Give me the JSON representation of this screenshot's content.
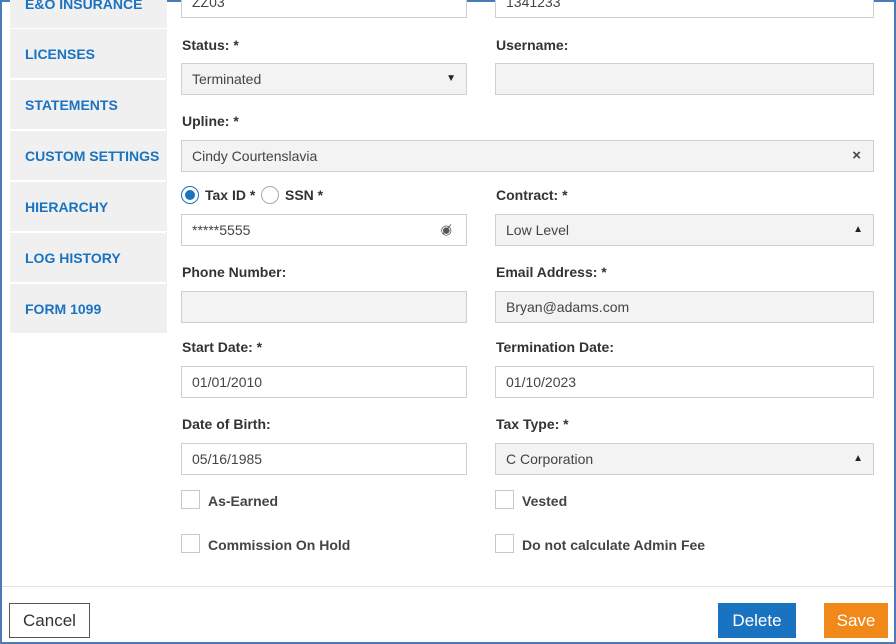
{
  "sidebar": {
    "items": [
      {
        "label": "E&O INSURANCE"
      },
      {
        "label": "LICENSES"
      },
      {
        "label": "STATEMENTS"
      },
      {
        "label": "CUSTOM SETTINGS"
      },
      {
        "label": "HIERARCHY"
      },
      {
        "label": "LOG HISTORY"
      },
      {
        "label": "FORM 1099"
      }
    ]
  },
  "form": {
    "top_left_value": "ZZ03",
    "top_right_value": "1341233",
    "status": {
      "label": "Status: *",
      "value": "Terminated"
    },
    "username": {
      "label": "Username:",
      "value": ""
    },
    "upline": {
      "label": "Upline: *",
      "value": "Cindy Courtenslavia"
    },
    "id_type": {
      "tax_id_label": "Tax ID *",
      "ssn_label": "SSN *",
      "selected": "Tax ID"
    },
    "tax_id": {
      "value": "*****5555"
    },
    "contract": {
      "label": "Contract: *",
      "value": "Low Level"
    },
    "phone": {
      "label": "Phone Number:",
      "value": ""
    },
    "email": {
      "label": "Email Address: *",
      "value": "Bryan@adams.com"
    },
    "start_date": {
      "label": "Start Date: *",
      "value": "01/01/2010"
    },
    "termination_date": {
      "label": "Termination Date:",
      "value": "01/10/2023"
    },
    "dob": {
      "label": "Date of Birth:",
      "value": "05/16/1985"
    },
    "tax_type": {
      "label": "Tax Type: *",
      "value": "C Corporation"
    },
    "checkboxes": {
      "as_earned": "As-Earned",
      "vested": "Vested",
      "commission_on_hold": "Commission On Hold",
      "no_admin_fee": "Do not calculate Admin Fee"
    }
  },
  "footer": {
    "cancel": "Cancel",
    "delete": "Delete",
    "save": "Save"
  },
  "colors": {
    "accent": "#1a73c0",
    "save": "#f0891a",
    "frame": "#4a7ab8"
  }
}
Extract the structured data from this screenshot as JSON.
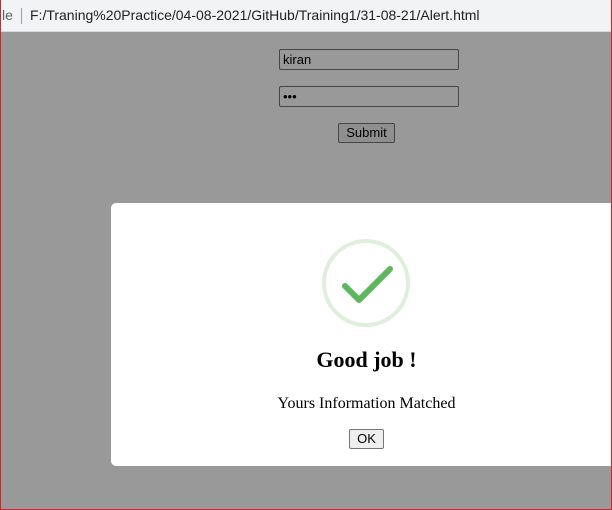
{
  "browser": {
    "address_prefix": "le",
    "url": "F:/Traning%20Practice/04-08-2021/GitHub/Training1/31-08-21/Alert.html"
  },
  "form": {
    "username_value": "kiran",
    "password_value": "•••",
    "submit_label": "Submit"
  },
  "alert": {
    "icon": "success-check-icon",
    "title": "Good job !",
    "message": "Yours Information Matched",
    "ok_label": "OK",
    "accent_color": "#5cb85c"
  }
}
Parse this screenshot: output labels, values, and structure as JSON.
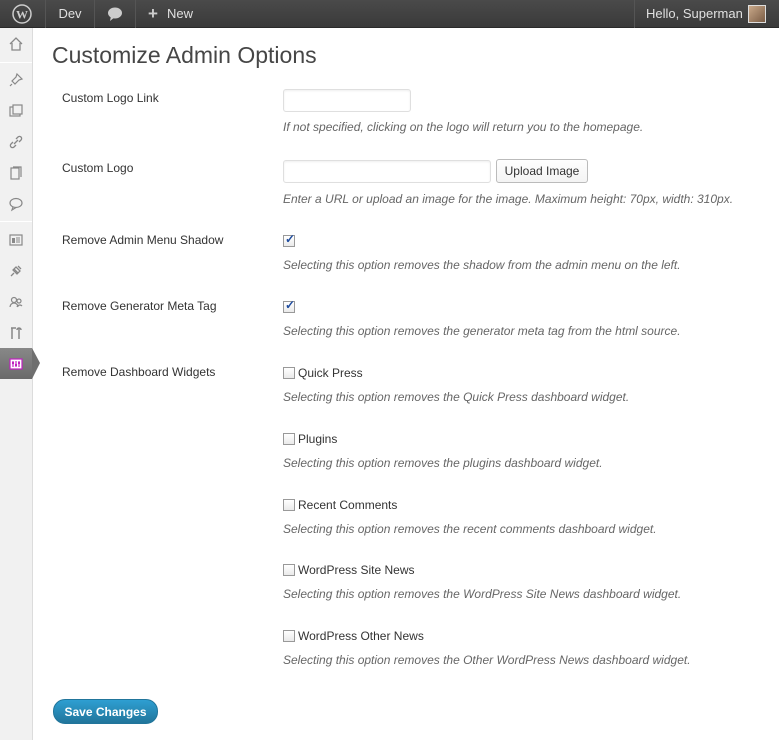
{
  "adminbar": {
    "site_name": "Dev",
    "new_label": "New",
    "greeting": "Hello, Superman"
  },
  "sidebar": {
    "icons": [
      "dashboard-icon",
      "posts-icon",
      "media-icon",
      "links-icon",
      "pages-icon",
      "comments-icon",
      "appearance-icon",
      "plugins-icon",
      "users-icon",
      "tools-icon",
      "settings-icon"
    ]
  },
  "page": {
    "title": "Customize Admin Options"
  },
  "form": {
    "logo_link": {
      "label": "Custom Logo Link",
      "value": "",
      "description": "If not specified, clicking on the logo will return you to the homepage."
    },
    "logo": {
      "label": "Custom Logo",
      "value": "",
      "button": "Upload Image",
      "description": "Enter a URL or upload an image for the image. Maximum height: 70px, width: 310px."
    },
    "menu_shadow": {
      "label": "Remove Admin Menu Shadow",
      "checked": true,
      "description": "Selecting this option removes the shadow from the admin menu on the left."
    },
    "generator_tag": {
      "label": "Remove Generator Meta Tag",
      "checked": true,
      "description": "Selecting this option removes the generator meta tag from the html source."
    },
    "widgets": {
      "label": "Remove Dashboard Widgets",
      "items": [
        {
          "label": "Quick Press",
          "checked": false,
          "description": "Selecting this option removes the Quick Press dashboard widget."
        },
        {
          "label": "Plugins",
          "checked": false,
          "description": "Selecting this option removes the plugins dashboard widget."
        },
        {
          "label": "Recent Comments",
          "checked": false,
          "description": "Selecting this option removes the recent comments dashboard widget."
        },
        {
          "label": "WordPress Site News",
          "checked": false,
          "description": "Selecting this option removes the WordPress Site News dashboard widget."
        },
        {
          "label": "WordPress Other News",
          "checked": false,
          "description": "Selecting this option removes the Other WordPress News dashboard widget."
        }
      ]
    },
    "save_label": "Save Changes"
  }
}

● WHAT THIS TASK INVOLVES:
Transcribe the full listing above exactly as it stands, minus the pictures.

● THE REPLY:
Give me the JSON representation of this screenshot's content.
{
  "sidebar": {
    "items": [
      {
        "label": "E&O INSURANCE"
      },
      {
        "label": "LICENSES"
      },
      {
        "label": "STATEMENTS"
      },
      {
        "label": "CUSTOM SETTINGS"
      },
      {
        "label": "HIERARCHY"
      },
      {
        "label": "LOG HISTORY"
      },
      {
        "label": "FORM 1099"
      }
    ]
  },
  "form": {
    "top_left_value": "ZZ03",
    "top_right_value": "1341233",
    "status": {
      "label": "Status: *",
      "value": "Terminated"
    },
    "username": {
      "label": "Username:",
      "value": ""
    },
    "upline": {
      "label": "Upline: *",
      "value": "Cindy Courtenslavia"
    },
    "id_type": {
      "tax_id_label": "Tax ID *",
      "ssn_label": "SSN *",
      "selected": "Tax ID"
    },
    "tax_id": {
      "value": "*****5555"
    },
    "contract": {
      "label": "Contract: *",
      "value": "Low Level"
    },
    "phone": {
      "label": "Phone Number:",
      "value": ""
    },
    "email": {
      "label": "Email Address: *",
      "value": "Bryan@adams.com"
    },
    "start_date": {
      "label": "Start Date: *",
      "value": "01/01/2010"
    },
    "termination_date": {
      "label": "Termination Date:",
      "value": "01/10/2023"
    },
    "dob": {
      "label": "Date of Birth:",
      "value": "05/16/1985"
    },
    "tax_type": {
      "label": "Tax Type: *",
      "value": "C Corporation"
    },
    "checkboxes": {
      "as_earned": "As-Earned",
      "vested": "Vested",
      "commission_on_hold": "Commission On Hold",
      "no_admin_fee": "Do not calculate Admin Fee"
    }
  },
  "footer": {
    "cancel": "Cancel",
    "delete": "Delete",
    "save": "Save"
  },
  "colors": {
    "accent": "#1a73c0",
    "save": "#f0891a",
    "frame": "#4a7ab8"
  }
}
Extract the structured data from this screenshot as JSON.
{
  "browser": {
    "address_prefix": "le",
    "url": "F:/Traning%20Practice/04-08-2021/GitHub/Training1/31-08-21/Alert.html"
  },
  "form": {
    "username_value": "kiran",
    "password_value": "•••",
    "submit_label": "Submit"
  },
  "alert": {
    "icon": "success-check-icon",
    "title": "Good job !",
    "message": "Yours Information Matched",
    "ok_label": "OK",
    "accent_color": "#5cb85c"
  }
}
Parse this screenshot: output labels, values, and structure as JSON.
{
  "adminbar": {
    "site_name": "Dev",
    "new_label": "New",
    "greeting": "Hello, Superman"
  },
  "sidebar": {
    "icons": [
      "dashboard-icon",
      "posts-icon",
      "media-icon",
      "links-icon",
      "pages-icon",
      "comments-icon",
      "appearance-icon",
      "plugins-icon",
      "users-icon",
      "tools-icon",
      "settings-icon"
    ]
  },
  "page": {
    "title": "Customize Admin Options"
  },
  "form": {
    "logo_link": {
      "label": "Custom Logo Link",
      "value": "",
      "description": "If not specified, clicking on the logo will return you to the homepage."
    },
    "logo": {
      "label": "Custom Logo",
      "value": "",
      "button": "Upload Image",
      "description": "Enter a URL or upload an image for the image. Maximum height: 70px, width: 310px."
    },
    "menu_shadow": {
      "label": "Remove Admin Menu Shadow",
      "checked": true,
      "description": "Selecting this option removes the shadow from the admin menu on the left."
    },
    "generator_tag": {
      "label": "Remove Generator Meta Tag",
      "checked": true,
      "description": "Selecting this option removes the generator meta tag from the html source."
    },
    "widgets": {
      "label": "Remove Dashboard Widgets",
      "items": [
        {
          "label": "Quick Press",
          "checked": false,
          "description": "Selecting this option removes the Quick Press dashboard widget."
        },
        {
          "label": "Plugins",
          "checked": false,
          "description": "Selecting this option removes the plugins dashboard widget."
        },
        {
          "label": "Recent Comments",
          "checked": false,
          "description": "Selecting this option removes the recent comments dashboard widget."
        },
        {
          "label": "WordPress Site News",
          "checked": false,
          "description": "Selecting this option removes the WordPress Site News dashboard widget."
        },
        {
          "label": "WordPress Other News",
          "checked": false,
          "description": "Selecting this option removes the Other WordPress News dashboard widget."
        }
      ]
    },
    "save_label": "Save Changes"
  }
}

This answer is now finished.